[TASK]:
All of the material below is to be repeated exactly.

[MATERIALS PROVIDED]:
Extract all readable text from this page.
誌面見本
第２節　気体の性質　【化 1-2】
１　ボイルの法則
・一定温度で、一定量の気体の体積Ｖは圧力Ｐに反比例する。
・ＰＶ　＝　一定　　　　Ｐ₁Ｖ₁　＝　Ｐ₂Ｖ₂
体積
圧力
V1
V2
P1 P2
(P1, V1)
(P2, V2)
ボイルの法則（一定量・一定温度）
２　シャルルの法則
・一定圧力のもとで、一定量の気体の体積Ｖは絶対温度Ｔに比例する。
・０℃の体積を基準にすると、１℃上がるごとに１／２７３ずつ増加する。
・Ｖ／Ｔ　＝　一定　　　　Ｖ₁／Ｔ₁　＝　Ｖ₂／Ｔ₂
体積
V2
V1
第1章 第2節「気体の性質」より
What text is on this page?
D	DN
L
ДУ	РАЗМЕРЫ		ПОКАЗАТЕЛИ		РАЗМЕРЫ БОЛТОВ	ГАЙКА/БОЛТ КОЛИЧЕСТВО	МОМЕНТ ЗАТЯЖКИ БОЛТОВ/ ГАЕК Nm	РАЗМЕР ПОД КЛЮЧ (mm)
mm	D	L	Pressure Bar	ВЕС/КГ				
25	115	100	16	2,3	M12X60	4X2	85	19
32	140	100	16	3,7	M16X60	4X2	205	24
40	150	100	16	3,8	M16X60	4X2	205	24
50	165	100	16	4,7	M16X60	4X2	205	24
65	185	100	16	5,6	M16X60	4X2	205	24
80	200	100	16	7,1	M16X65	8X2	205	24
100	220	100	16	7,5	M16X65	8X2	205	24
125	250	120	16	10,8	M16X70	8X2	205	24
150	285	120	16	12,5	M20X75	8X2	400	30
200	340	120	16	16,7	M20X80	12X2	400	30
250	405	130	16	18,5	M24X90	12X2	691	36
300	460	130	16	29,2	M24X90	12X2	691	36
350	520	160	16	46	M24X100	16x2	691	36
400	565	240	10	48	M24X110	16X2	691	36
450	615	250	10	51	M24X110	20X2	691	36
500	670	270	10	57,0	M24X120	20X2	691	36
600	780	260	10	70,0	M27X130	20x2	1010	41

[THE OUTPUT]:
Extract all readable text from this page.
誌面見本
第２節　気体の性質　【化 1-2】
１　ボイルの法則
・一定温度で、一定量の気体の体積Ｖは圧力Ｐに反比例する。
・ＰＶ　＝　一定　　　　Ｐ₁Ｖ₁　＝　Ｐ₂Ｖ₂
体積
圧力
V1
V2
P1 P2
(P1, V1)
(P2, V2)
ボイルの法則（一定量・一定温度）
２　シャルルの法則
・一定圧力のもとで、一定量の気体の体積Ｖは絶対温度Ｔに比例する。
・０℃の体積を基準にすると、１℃上がるごとに１／２７３ずつ増加する。
・Ｖ／Ｔ　＝　一定　　　　Ｖ₁／Ｔ₁　＝　Ｖ₂／Ｔ₂
体積
V2
V1
第1章 第2節「気体の性質」より
What text is on this page?
D	DN
L
ДУ	РАЗМЕРЫ		ПОКАЗАТЕЛИ		РАЗМЕРЫ БОЛТОВ	ГАЙКА/БОЛТ КОЛИЧЕСТВО	МОМЕНТ ЗАТЯЖКИ БОЛТОВ/ ГАЕК Nm	РАЗМЕР ПОД КЛЮЧ (mm)
mm	D	L	Pressure Bar	ВЕС/КГ				
25	115	100	16	2,3	M12X60	4X2	85	19
32	140	100	16	3,7	M16X60	4X2	205	24
40	150	100	16	3,8	M16X60	4X2	205	24
50	165	100	16	4,7	M16X60	4X2	205	24
65	185	100	16	5,6	M16X60	4X2	205	24
80	200	100	16	7,1	M16X65	8X2	205	24
100	220	100	16	7,5	M16X65	8X2	205	24
125	250	120	16	10,8	M16X70	8X2	205	24
150	285	120	16	12,5	M20X75	8X2	400	30
200	340	120	16	16,7	M20X80	12X2	400	30
250	405	130	16	18,5	M24X90	12X2	691	36
300	460	130	16	29,2	M24X90	12X2	691	36
350	520	160	16	46	M24X100	16x2	691	36
400	565	240	10	48	M24X110	16X2	691	36
450	615	250	10	51	M24X110	20X2	691	36
500	670	270	10	57,0	M24X120	20X2	691	36
600	780	260	10	70,0	M27X130	20x2	1010	41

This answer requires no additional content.